[Saved data entries]
-=-=-
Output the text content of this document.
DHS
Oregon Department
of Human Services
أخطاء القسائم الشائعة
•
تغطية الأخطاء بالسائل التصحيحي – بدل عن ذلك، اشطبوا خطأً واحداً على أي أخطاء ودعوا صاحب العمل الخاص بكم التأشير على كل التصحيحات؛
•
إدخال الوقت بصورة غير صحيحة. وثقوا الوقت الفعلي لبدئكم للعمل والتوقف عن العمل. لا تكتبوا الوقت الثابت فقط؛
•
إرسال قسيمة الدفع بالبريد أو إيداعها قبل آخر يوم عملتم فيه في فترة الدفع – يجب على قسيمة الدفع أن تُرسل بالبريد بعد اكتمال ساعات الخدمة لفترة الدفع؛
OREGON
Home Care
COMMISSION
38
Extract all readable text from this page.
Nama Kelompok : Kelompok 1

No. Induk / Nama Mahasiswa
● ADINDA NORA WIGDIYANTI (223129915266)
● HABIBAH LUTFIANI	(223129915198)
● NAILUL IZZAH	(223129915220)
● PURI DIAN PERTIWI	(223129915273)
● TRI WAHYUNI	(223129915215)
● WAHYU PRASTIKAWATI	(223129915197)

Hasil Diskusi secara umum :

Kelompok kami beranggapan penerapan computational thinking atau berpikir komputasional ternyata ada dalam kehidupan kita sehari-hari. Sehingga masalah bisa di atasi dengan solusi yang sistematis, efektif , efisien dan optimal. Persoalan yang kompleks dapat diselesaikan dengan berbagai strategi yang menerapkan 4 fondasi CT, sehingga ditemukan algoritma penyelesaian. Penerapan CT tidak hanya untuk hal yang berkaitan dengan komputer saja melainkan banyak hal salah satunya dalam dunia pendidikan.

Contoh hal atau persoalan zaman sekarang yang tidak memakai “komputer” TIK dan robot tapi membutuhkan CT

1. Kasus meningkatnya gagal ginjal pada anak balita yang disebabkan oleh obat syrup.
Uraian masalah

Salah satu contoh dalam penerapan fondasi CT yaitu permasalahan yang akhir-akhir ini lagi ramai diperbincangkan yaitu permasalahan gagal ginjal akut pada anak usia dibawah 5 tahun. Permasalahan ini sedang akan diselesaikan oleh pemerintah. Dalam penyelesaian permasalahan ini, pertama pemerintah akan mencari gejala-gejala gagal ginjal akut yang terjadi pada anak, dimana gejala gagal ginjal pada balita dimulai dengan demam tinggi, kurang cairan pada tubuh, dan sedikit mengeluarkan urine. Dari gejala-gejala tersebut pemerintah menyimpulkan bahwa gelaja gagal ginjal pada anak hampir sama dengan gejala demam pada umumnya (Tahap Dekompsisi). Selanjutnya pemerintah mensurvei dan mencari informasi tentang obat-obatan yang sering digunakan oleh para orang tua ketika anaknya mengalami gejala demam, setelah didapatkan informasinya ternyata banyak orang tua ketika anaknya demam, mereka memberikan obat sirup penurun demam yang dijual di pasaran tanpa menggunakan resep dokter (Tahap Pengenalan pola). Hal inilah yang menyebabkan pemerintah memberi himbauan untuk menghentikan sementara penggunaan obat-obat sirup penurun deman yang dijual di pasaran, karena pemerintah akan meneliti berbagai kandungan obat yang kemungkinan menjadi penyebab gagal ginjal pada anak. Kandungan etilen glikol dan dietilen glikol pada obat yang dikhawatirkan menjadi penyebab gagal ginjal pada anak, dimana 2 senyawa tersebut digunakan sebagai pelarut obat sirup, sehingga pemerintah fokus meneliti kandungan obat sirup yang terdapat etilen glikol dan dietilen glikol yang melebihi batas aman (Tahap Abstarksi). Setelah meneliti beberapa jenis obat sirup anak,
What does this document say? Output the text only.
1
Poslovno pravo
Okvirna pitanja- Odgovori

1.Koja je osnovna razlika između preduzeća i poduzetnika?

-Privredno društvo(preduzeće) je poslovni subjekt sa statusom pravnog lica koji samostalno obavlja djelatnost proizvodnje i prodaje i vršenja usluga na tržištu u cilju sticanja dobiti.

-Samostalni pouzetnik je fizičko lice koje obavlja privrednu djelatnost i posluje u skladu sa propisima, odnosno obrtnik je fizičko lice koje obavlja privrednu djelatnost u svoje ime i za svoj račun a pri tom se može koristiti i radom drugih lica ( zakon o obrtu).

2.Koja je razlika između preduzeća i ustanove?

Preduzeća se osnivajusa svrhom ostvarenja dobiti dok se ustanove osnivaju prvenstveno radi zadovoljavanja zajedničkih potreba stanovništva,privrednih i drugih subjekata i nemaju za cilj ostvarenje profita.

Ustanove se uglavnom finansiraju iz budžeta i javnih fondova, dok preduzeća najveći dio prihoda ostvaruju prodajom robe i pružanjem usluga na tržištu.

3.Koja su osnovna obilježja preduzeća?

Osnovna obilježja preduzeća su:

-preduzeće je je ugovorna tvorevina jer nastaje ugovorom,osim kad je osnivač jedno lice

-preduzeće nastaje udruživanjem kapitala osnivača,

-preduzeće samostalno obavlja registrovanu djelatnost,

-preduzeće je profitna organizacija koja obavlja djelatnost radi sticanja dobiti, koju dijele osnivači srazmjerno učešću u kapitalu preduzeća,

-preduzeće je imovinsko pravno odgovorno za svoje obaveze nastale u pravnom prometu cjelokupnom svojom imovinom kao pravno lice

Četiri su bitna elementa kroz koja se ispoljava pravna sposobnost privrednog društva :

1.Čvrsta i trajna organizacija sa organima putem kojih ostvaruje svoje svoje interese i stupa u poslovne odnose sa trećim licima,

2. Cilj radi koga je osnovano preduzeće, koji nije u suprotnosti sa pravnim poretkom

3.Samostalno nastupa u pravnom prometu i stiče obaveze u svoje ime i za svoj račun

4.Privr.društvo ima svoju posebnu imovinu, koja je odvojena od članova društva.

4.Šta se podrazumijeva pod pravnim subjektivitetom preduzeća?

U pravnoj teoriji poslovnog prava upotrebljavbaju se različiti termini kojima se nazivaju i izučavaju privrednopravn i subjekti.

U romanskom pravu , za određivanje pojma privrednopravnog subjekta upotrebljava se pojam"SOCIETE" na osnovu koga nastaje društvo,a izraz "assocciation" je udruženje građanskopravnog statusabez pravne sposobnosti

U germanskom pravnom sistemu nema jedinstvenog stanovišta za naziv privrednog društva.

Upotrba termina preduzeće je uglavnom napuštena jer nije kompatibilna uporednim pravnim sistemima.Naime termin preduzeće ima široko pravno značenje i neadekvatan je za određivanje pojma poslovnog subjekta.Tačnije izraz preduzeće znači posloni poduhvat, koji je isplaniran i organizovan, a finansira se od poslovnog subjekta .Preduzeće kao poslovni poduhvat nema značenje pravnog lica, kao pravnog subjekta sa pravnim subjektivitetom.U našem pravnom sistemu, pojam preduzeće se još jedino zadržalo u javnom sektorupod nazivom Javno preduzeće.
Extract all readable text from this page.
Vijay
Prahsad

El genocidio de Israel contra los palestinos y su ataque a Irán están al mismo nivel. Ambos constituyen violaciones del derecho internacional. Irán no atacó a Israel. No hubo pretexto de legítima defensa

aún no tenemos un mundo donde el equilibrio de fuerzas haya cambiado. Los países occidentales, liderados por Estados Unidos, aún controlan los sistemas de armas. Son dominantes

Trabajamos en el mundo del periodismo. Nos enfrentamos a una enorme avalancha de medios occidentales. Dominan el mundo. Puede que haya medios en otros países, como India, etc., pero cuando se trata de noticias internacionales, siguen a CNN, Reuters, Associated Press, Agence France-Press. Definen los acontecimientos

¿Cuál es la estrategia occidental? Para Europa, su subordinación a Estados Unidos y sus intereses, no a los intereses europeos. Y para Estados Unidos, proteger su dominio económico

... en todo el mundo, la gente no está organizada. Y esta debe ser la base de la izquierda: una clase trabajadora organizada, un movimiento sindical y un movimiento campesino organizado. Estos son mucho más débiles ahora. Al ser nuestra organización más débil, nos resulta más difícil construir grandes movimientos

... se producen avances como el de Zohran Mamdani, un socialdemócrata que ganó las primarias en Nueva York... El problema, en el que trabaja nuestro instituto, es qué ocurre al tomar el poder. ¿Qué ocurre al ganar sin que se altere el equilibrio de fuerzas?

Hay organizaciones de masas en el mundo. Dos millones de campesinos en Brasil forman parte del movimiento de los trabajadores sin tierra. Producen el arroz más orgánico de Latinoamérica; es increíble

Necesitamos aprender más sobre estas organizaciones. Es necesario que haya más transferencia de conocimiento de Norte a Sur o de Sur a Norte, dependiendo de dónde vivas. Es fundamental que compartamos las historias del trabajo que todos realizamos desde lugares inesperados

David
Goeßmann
-=-=-
• PROBLEM DETAILS
Pull every line containing "subjekta" from the data.

• COMPLETE OUTPUT
U romanskom pravu , za određivanje pojma privrednopravnog subjekta upotrebljava se pojam"SOCIETE" na osnovu koga nastaje društvo,a izraz "assocciation" je udruženje građanskopravnog statusabez pravne sposobnosti
Upotrba termina preduzeće je uglavnom napuštena jer nije kompatibilna uporednim pravnim sistemima.Naime termin preduzeće ima široko pravno značenje i neadekvatan je za određivanje pojma poslovnog subjekta.Tačnije izraz preduzeće znači posloni poduhvat, koji je isplaniran i organizovan, a finansira se od poslovnog subjekta .Preduzeće kao poslovni poduhvat nema značenje pravnog lica, kao pravnog subjekta sa pravnim subjektivitetom.U našem pravnom sistemu, pojam preduzeće se još jedino zadržalo u javnom sektorupod nazivom Javno preduzeće.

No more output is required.